● **EXERCISE AIM**:
Word for word, retype every entry in the listing.

***** PROVIDED MATERIAL

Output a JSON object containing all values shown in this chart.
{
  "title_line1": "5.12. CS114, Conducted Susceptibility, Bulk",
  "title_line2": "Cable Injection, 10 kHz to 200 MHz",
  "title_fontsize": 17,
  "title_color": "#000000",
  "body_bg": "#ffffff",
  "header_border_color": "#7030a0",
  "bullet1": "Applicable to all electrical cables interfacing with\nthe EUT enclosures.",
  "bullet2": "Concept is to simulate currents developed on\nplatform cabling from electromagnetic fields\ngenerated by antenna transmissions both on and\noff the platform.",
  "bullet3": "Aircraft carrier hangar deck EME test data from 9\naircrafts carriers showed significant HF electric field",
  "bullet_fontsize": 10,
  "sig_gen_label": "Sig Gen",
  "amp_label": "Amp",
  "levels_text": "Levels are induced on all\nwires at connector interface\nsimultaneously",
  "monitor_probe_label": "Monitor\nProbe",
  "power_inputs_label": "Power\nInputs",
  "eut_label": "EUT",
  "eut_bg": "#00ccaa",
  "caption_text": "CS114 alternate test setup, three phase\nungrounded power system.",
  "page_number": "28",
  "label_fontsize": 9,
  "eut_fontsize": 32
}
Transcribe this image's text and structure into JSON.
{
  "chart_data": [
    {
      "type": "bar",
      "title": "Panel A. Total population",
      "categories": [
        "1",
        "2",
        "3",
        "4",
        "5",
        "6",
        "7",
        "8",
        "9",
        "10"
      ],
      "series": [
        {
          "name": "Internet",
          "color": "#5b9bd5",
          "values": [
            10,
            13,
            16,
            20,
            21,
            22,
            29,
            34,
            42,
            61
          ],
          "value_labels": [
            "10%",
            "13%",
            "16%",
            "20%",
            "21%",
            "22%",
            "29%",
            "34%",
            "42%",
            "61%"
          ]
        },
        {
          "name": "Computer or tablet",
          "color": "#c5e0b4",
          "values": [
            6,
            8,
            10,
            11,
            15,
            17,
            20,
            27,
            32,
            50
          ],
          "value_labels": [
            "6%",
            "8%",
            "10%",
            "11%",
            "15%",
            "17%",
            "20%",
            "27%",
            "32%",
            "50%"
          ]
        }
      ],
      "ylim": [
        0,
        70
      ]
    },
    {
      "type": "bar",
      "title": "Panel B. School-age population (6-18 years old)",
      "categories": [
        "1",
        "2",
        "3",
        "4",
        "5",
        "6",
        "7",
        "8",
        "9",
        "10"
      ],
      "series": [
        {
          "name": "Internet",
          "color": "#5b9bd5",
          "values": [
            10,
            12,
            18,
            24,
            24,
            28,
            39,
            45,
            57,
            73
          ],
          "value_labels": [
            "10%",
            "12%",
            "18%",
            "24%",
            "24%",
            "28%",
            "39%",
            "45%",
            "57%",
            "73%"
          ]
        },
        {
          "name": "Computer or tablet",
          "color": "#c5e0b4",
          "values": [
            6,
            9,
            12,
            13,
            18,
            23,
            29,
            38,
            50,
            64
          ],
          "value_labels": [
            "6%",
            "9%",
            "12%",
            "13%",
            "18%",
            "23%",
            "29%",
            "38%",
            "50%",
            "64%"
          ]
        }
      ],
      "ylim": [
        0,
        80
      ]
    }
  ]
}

**********

● **FULL SOLUTION**:
Output a JSON object containing all values shown in this chart.
{
  "title_line1": "5.12. CS114, Conducted Susceptibility, Bulk",
  "title_line2": "Cable Injection, 10 kHz to 200 MHz",
  "title_fontsize": 17,
  "title_color": "#000000",
  "body_bg": "#ffffff",
  "header_border_color": "#7030a0",
  "bullet1": "Applicable to all electrical cables interfacing with\nthe EUT enclosures.",
  "bullet2": "Concept is to simulate currents developed on\nplatform cabling from electromagnetic fields\ngenerated by antenna transmissions both on and\noff the platform.",
  "bullet3": "Aircraft carrier hangar deck EME test data from 9\naircrafts carriers showed significant HF electric field",
  "bullet_fontsize": 10,
  "sig_gen_label": "Sig Gen",
  "amp_label": "Amp",
  "levels_text": "Levels are induced on all\nwires at connector interface\nsimultaneously",
  "monitor_probe_label": "Monitor\nProbe",
  "power_inputs_label": "Power\nInputs",
  "eut_label": "EUT",
  "eut_bg": "#00ccaa",
  "caption_text": "CS114 alternate test setup, three phase\nungrounded power system.",
  "page_number": "28",
  "label_fontsize": 9,
  "eut_fontsize": 32
}
Transcribe this image's text and structure into JSON.
{
  "chart_data": [
    {
      "type": "bar",
      "title": "Panel A. Total population",
      "categories": [
        "1",
        "2",
        "3",
        "4",
        "5",
        "6",
        "7",
        "8",
        "9",
        "10"
      ],
      "series": [
        {
          "name": "Internet",
          "color": "#5b9bd5",
          "values": [
            10,
            13,
            16,
            20,
            21,
            22,
            29,
            34,
            42,
            61
          ],
          "value_labels": [
            "10%",
            "13%",
            "16%",
            "20%",
            "21%",
            "22%",
            "29%",
            "34%",
            "42%",
            "61%"
          ]
        },
        {
          "name": "Computer or tablet",
          "color": "#c5e0b4",
          "values": [
            6,
            8,
            10,
            11,
            15,
            17,
            20,
            27,
            32,
            50
          ],
          "value_labels": [
            "6%",
            "8%",
            "10%",
            "11%",
            "15%",
            "17%",
            "20%",
            "27%",
            "32%",
            "50%"
          ]
        }
      ],
      "ylim": [
        0,
        70
      ]
    },
    {
      "type": "bar",
      "title": "Panel B. School-age population (6-18 years old)",
      "categories": [
        "1",
        "2",
        "3",
        "4",
        "5",
        "6",
        "7",
        "8",
        "9",
        "10"
      ],
      "series": [
        {
          "name": "Internet",
          "color": "#5b9bd5",
          "values": [
            10,
            12,
            18,
            24,
            24,
            28,
            39,
            45,
            57,
            73
          ],
          "value_labels": [
            "10%",
            "12%",
            "18%",
            "24%",
            "24%",
            "28%",
            "39%",
            "45%",
            "57%",
            "73%"
          ]
        },
        {
          "name": "Computer or tablet",
          "color": "#c5e0b4",
          "values": [
            6,
            9,
            12,
            13,
            18,
            23,
            29,
            38,
            50,
            64
          ],
          "value_labels": [
            "6%",
            "9%",
            "12%",
            "13%",
            "18%",
            "23%",
            "29%",
            "38%",
            "50%",
            "64%"
          ]
        }
      ],
      "ylim": [
        0,
        80
      ]
    }
  ]
}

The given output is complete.